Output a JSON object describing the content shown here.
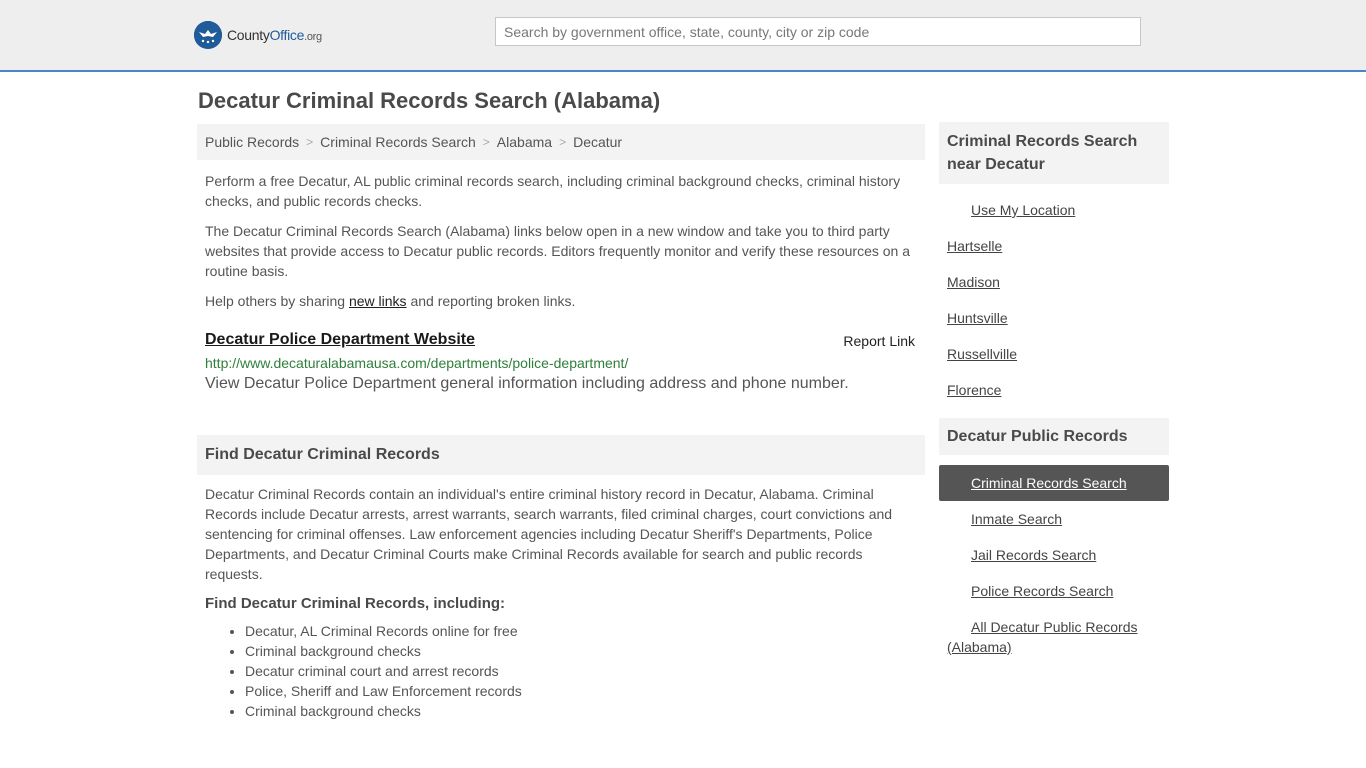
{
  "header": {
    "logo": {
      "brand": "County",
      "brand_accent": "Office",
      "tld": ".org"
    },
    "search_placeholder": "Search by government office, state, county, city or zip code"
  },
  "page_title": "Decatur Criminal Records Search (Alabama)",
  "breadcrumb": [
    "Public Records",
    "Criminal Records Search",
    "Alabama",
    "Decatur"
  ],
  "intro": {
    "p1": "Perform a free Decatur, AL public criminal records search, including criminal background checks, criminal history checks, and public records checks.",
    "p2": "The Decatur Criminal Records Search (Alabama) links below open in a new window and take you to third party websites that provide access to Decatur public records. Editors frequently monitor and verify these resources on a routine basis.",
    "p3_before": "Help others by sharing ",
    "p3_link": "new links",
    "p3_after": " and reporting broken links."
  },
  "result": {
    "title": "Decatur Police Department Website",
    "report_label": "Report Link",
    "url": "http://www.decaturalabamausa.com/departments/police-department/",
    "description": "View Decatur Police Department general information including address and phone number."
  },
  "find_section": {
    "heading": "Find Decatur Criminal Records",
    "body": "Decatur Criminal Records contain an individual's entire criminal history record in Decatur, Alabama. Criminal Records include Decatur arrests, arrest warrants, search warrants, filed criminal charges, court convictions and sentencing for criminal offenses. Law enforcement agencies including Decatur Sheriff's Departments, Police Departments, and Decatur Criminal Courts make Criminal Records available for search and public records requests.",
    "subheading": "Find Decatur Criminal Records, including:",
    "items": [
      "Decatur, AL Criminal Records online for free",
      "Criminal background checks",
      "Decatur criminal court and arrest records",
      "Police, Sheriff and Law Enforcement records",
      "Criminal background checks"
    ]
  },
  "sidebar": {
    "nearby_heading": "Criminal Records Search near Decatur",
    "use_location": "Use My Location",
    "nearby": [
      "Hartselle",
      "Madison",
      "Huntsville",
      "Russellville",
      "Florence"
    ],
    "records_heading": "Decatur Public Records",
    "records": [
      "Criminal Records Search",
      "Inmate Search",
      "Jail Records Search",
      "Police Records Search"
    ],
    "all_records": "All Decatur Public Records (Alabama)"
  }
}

^^^^^^^^

▸ Direction
Print out the lines exactly, skipping any picture.

▸ Task answer
Output a JSON object describing the content shown here.
{
  "header": {
    "logo": {
      "brand": "County",
      "brand_accent": "Office",
      "tld": ".org"
    },
    "search_placeholder": "Search by government office, state, county, city or zip code"
  },
  "page_title": "Decatur Criminal Records Search (Alabama)",
  "breadcrumb": [
    "Public Records",
    "Criminal Records Search",
    "Alabama",
    "Decatur"
  ],
  "intro": {
    "p1": "Perform a free Decatur, AL public criminal records search, including criminal background checks, criminal history checks, and public records checks.",
    "p2": "The Decatur Criminal Records Search (Alabama) links below open in a new window and take you to third party websites that provide access to Decatur public records. Editors frequently monitor and verify these resources on a routine basis.",
    "p3_before": "Help others by sharing ",
    "p3_link": "new links",
    "p3_after": " and reporting broken links."
  },
  "result": {
    "title": "Decatur Police Department Website",
    "report_label": "Report Link",
    "url": "http://www.decaturalabamausa.com/departments/police-department/",
    "description": "View Decatur Police Department general information including address and phone number."
  },
  "find_section": {
    "heading": "Find Decatur Criminal Records",
    "body": "Decatur Criminal Records contain an individual's entire criminal history record in Decatur, Alabama. Criminal Records include Decatur arrests, arrest warrants, search warrants, filed criminal charges, court convictions and sentencing for criminal offenses. Law enforcement agencies including Decatur Sheriff's Departments, Police Departments, and Decatur Criminal Courts make Criminal Records available for search and public records requests.",
    "subheading": "Find Decatur Criminal Records, including:",
    "items": [
      "Decatur, AL Criminal Records online for free",
      "Criminal background checks",
      "Decatur criminal court and arrest records",
      "Police, Sheriff and Law Enforcement records",
      "Criminal background checks"
    ]
  },
  "sidebar": {
    "nearby_heading": "Criminal Records Search near Decatur",
    "use_location": "Use My Location",
    "nearby": [
      "Hartselle",
      "Madison",
      "Huntsville",
      "Russellville",
      "Florence"
    ],
    "records_heading": "Decatur Public Records",
    "records": [
      "Criminal Records Search",
      "Inmate Search",
      "Jail Records Search",
      "Police Records Search"
    ],
    "all_records": "All Decatur Public Records (Alabama)"
  }
}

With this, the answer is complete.